# INSTRUCTIONS FOR THE TASK
Copy out every line that contains "text".

━━━━━━━━

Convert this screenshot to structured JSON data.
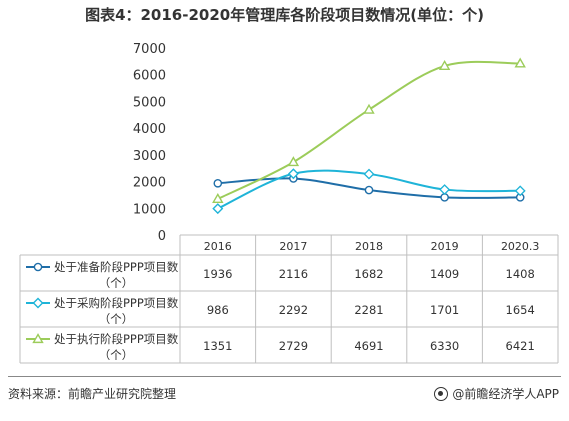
{
  "title": "图表4：2016-2020年管理库各阶段项目数情况(单位：个)",
  "chart_data": {
    "type": "line",
    "categories": [
      "2016",
      "2017",
      "2018",
      "2019",
      "2020.3"
    ],
    "ylim": [
      0,
      7000
    ],
    "yticks": [
      0,
      1000,
      2000,
      3000,
      4000,
      5000,
      6000,
      7000
    ],
    "grid": false,
    "legend_placement": "table-left",
    "series": [
      {
        "name": "处于准备阶段PPP项目数（个）",
        "line1": "处于准备阶段PPP项目数",
        "line2": "（个）",
        "color": "#1f6ea8",
        "marker": "circle",
        "values": [
          1936,
          2116,
          1682,
          1409,
          1408
        ]
      },
      {
        "name": "处于采购阶段PPP项目数（个）",
        "line1": "处于采购阶段PPP项目数",
        "line2": "（个）",
        "color": "#1fb4d8",
        "marker": "diamond",
        "values": [
          986,
          2292,
          2281,
          1701,
          1654
        ]
      },
      {
        "name": "处于执行阶段PPP项目数（个）",
        "line1": "处于执行阶段PPP项目数",
        "line2": "（个）",
        "color": "#9ccc5a",
        "marker": "triangle",
        "values": [
          1351,
          2729,
          4691,
          6330,
          6421
        ]
      }
    ]
  },
  "footer": {
    "source": "资料来源：前瞻产业研究院整理",
    "brand": "@前瞻经济学人APP"
  }
}
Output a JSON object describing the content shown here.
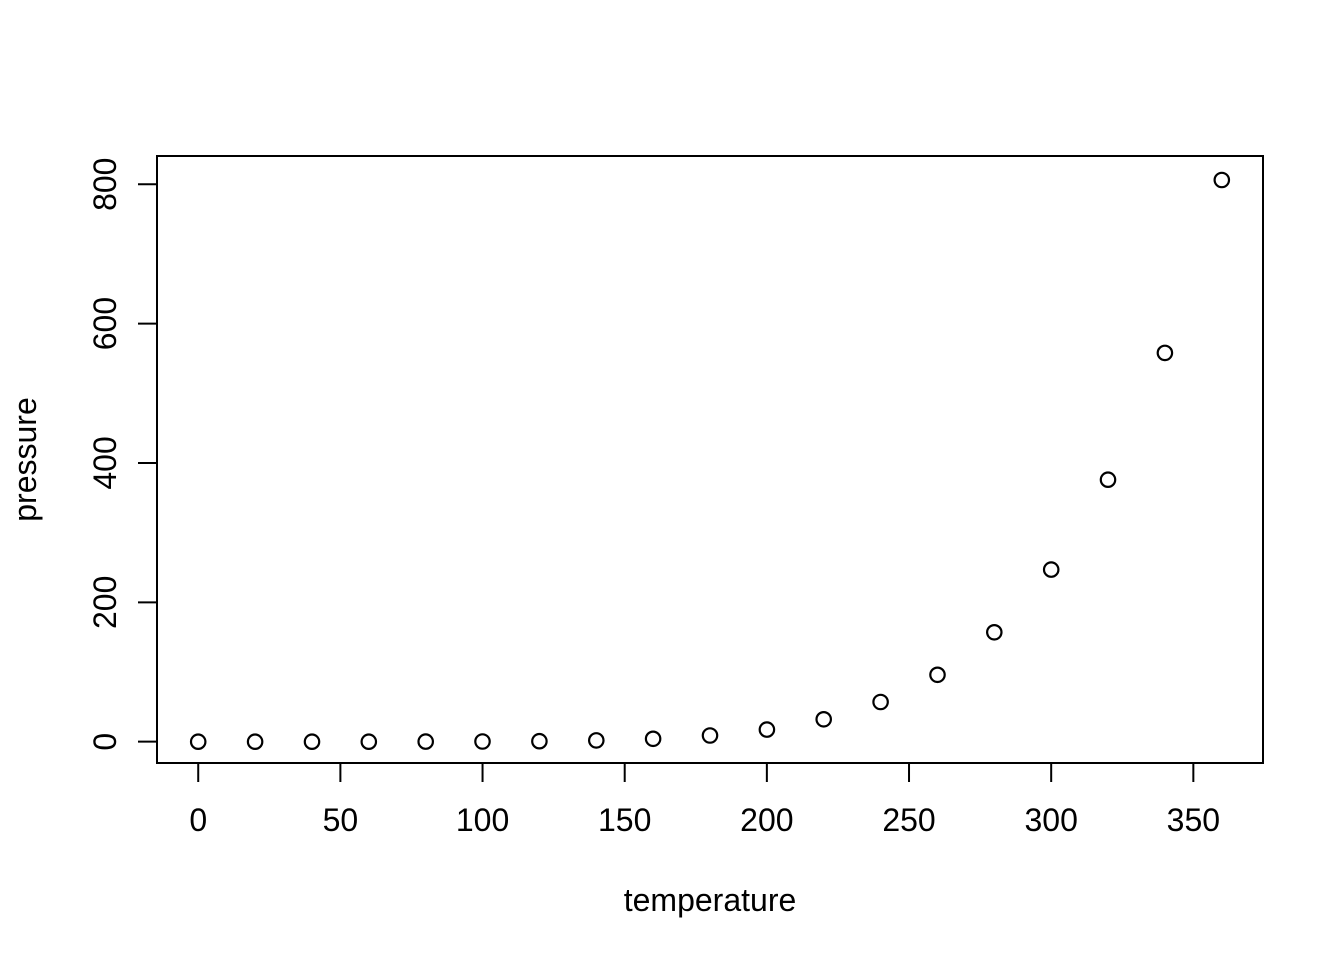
{
  "figure": {
    "background_color": "#ffffff",
    "foreground_color": "#000000"
  },
  "chart_data": {
    "type": "scatter",
    "title": "",
    "xlabel": "temperature",
    "ylabel": "pressure",
    "marker": "open-circle",
    "marker_color": "#000000",
    "grid": false,
    "legend_position": "none",
    "x_ticks": [
      0,
      50,
      100,
      150,
      200,
      250,
      300,
      350
    ],
    "y_ticks": [
      0,
      200,
      400,
      600,
      800
    ],
    "xlim": [
      -14.5,
      374.5
    ],
    "ylim": [
      -30.6,
      840.5
    ],
    "series": [
      {
        "name": "pressure vs temperature",
        "x": [
          0,
          20,
          40,
          60,
          80,
          100,
          120,
          140,
          160,
          180,
          200,
          220,
          240,
          260,
          280,
          300,
          320,
          340,
          360
        ],
        "y": [
          0.0002,
          0.0012,
          0.006,
          0.03,
          0.09,
          0.27,
          0.75,
          1.85,
          4.2,
          8.8,
          17.3,
          32.1,
          57,
          96,
          157,
          247,
          376,
          558,
          806
        ]
      }
    ]
  }
}
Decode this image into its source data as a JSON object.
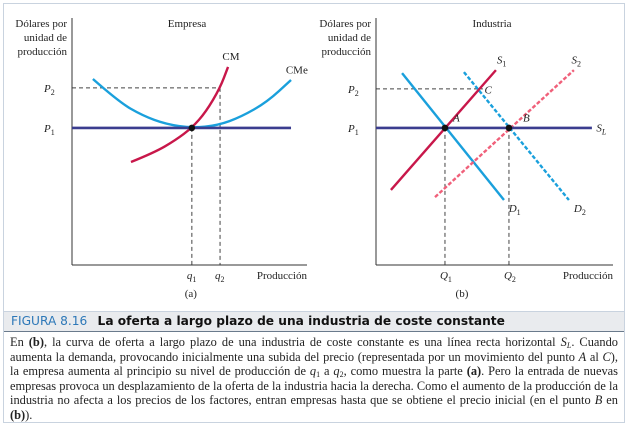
{
  "chart_data": [
    {
      "type": "line",
      "panel_label": "(a)",
      "title": "Empresa",
      "ylabel": "Dólares por unidad de producción",
      "xlabel": "Producción",
      "xlim": [
        0,
        100
      ],
      "ylim": [
        0,
        100
      ],
      "grid": false,
      "y_ticks": [
        {
          "label": "P",
          "sub": "2",
          "value": 71.7
        },
        {
          "label": "P",
          "sub": "1",
          "value": 55.5
        }
      ],
      "x_ticks": [
        {
          "label": "q",
          "sub": "1",
          "value": 51
        },
        {
          "label": "q",
          "sub": "2",
          "value": 63
        }
      ],
      "series": [
        {
          "name": "CMe",
          "color": "#1aa0dc",
          "style": "solid",
          "points": [
            [
              8.9,
              75.3
            ],
            [
              20,
              66
            ],
            [
              30,
              60.5
            ],
            [
              40,
              57
            ],
            [
              51,
              55.5
            ],
            [
              62,
              56.5
            ],
            [
              72,
              60
            ],
            [
              83,
              66
            ],
            [
              93.2,
              74.9
            ]
          ]
        },
        {
          "name": "CM",
          "color": "#c8174a",
          "style": "solid",
          "points": [
            [
              25.1,
              41.7
            ],
            [
              35,
              45.5
            ],
            [
              44,
              50.5
            ],
            [
              51,
              55.5
            ],
            [
              57,
              62
            ],
            [
              63,
              71.7
            ],
            [
              66.4,
              80.2
            ]
          ]
        },
        {
          "name": "P1",
          "color": "#3b3d8f",
          "style": "solid",
          "points": [
            [
              0,
              55.5
            ],
            [
              93.2,
              55.5
            ]
          ]
        }
      ],
      "guides": [
        [
          [
            0,
            71.7
          ],
          [
            63,
            71.7
          ]
        ],
        [
          [
            63,
            71.7
          ],
          [
            63,
            0
          ]
        ],
        [
          [
            51,
            55.5
          ],
          [
            51,
            0
          ]
        ]
      ],
      "points": [
        {
          "name": "",
          "x": 51,
          "y": 55.5
        }
      ],
      "labels": [
        {
          "text": "CM",
          "x": 64,
          "y": 83
        },
        {
          "text": "CMe",
          "x": 91,
          "y": 77.5
        }
      ]
    },
    {
      "type": "line",
      "panel_label": "(b)",
      "title": "Industria",
      "ylabel": "Dólares por unidad de producción",
      "xlabel": "Producción",
      "xlim": [
        0,
        100
      ],
      "ylim": [
        0,
        100
      ],
      "grid": false,
      "y_ticks": [
        {
          "label": "P",
          "sub": "2",
          "value": 71.3
        },
        {
          "label": "P",
          "sub": "1",
          "value": 55.5
        }
      ],
      "x_ticks": [
        {
          "label": "Q",
          "sub": "1",
          "value": 29.1
        },
        {
          "label": "Q",
          "sub": "2",
          "value": 56.1
        }
      ],
      "series": [
        {
          "name": "D1",
          "color": "#1aa0dc",
          "style": "solid",
          "points": [
            [
              11,
              77.7
            ],
            [
              54,
              26.3
            ]
          ]
        },
        {
          "name": "D2",
          "color": "#1aa0dc",
          "style": "dashed",
          "points": [
            [
              37.1,
              78.1
            ],
            [
              81.4,
              26.3
            ]
          ]
        },
        {
          "name": "S1",
          "color": "#c8174a",
          "style": "solid",
          "points": [
            [
              6.3,
              30.4
            ],
            [
              50.6,
              78.9
            ]
          ]
        },
        {
          "name": "S2",
          "color": "#f0607a",
          "style": "dashed",
          "points": [
            [
              24.9,
              27.5
            ],
            [
              83.5,
              78.9
            ]
          ]
        },
        {
          "name": "SL",
          "color": "#3b3d8f",
          "style": "solid",
          "points": [
            [
              0,
              55.5
            ],
            [
              91.1,
              55.5
            ]
          ]
        }
      ],
      "guides": [
        [
          [
            0,
            71.3
          ],
          [
            45.1,
            71.3
          ]
        ],
        [
          [
            29.1,
            55.5
          ],
          [
            29.1,
            0
          ]
        ],
        [
          [
            56.1,
            55.5
          ],
          [
            56.1,
            0
          ]
        ]
      ],
      "points": [
        {
          "name": "A",
          "x": 29.1,
          "y": 55.5
        },
        {
          "name": "B",
          "x": 56.1,
          "y": 55.5
        }
      ],
      "labels": [
        {
          "text": "S",
          "sub": "1",
          "x": 51,
          "y": 81.5
        },
        {
          "text": "S",
          "sub": "2",
          "x": 82.5,
          "y": 81.5
        },
        {
          "text": "C",
          "x": 45.8,
          "y": 69.5
        },
        {
          "text": "A",
          "x": 32.5,
          "y": 58
        },
        {
          "text": "B",
          "x": 62,
          "y": 58
        },
        {
          "text": "S",
          "sub": "L",
          "x": 93,
          "y": 54
        },
        {
          "text": "D",
          "sub": "1",
          "x": 56,
          "y": 21.5
        },
        {
          "text": "D",
          "sub": "2",
          "x": 83.5,
          "y": 21.5
        }
      ]
    }
  ],
  "caption": {
    "figure_number": "FIGURA 8.16",
    "title": "La oferta a largo plazo de una industria de coste constante",
    "body": [
      {
        "t": "En "
      },
      {
        "t": "(b)",
        "b": true
      },
      {
        "t": ", la curva de oferta a largo plazo de una industria de coste constante es una línea recta horizontal "
      },
      {
        "t": "S",
        "i": true
      },
      {
        "t": "L",
        "sub": true,
        "i": true
      },
      {
        "t": ". Cuando aumenta la demanda, provocando inicialmente una subida del precio (representada por un movimiento del punto "
      },
      {
        "t": "A",
        "i": true
      },
      {
        "t": " al "
      },
      {
        "t": "C",
        "i": true
      },
      {
        "t": "), la empresa aumenta al principio su nivel de producción de "
      },
      {
        "t": "q",
        "i": true
      },
      {
        "t": "1",
        "sub": true
      },
      {
        "t": " a "
      },
      {
        "t": "q",
        "i": true
      },
      {
        "t": "2",
        "sub": true
      },
      {
        "t": ", como muestra la parte "
      },
      {
        "t": "(a)",
        "b": true
      },
      {
        "t": ". Pero la entrada de nuevas empresas provoca un desplazamiento de la oferta de la industria hacia la derecha. Como el aumento de la producción de la industria no afecta a los precios de los factores, entran empresas hasta que se obtiene el precio inicial (en el punto "
      },
      {
        "t": "B",
        "i": true
      },
      {
        "t": " en "
      },
      {
        "t": "(b)",
        "b": true
      },
      {
        "t": ")."
      }
    ]
  }
}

━━━━━━━━

# THE COMPLETED TASK
          "text": "CM",
          "text": "CMe",
          "text": "S",
          "text": "S",
          "text": "C",
          "text": "A",
          "text": "B",
          "text": "S",
          "text": "D",
          "text": "D",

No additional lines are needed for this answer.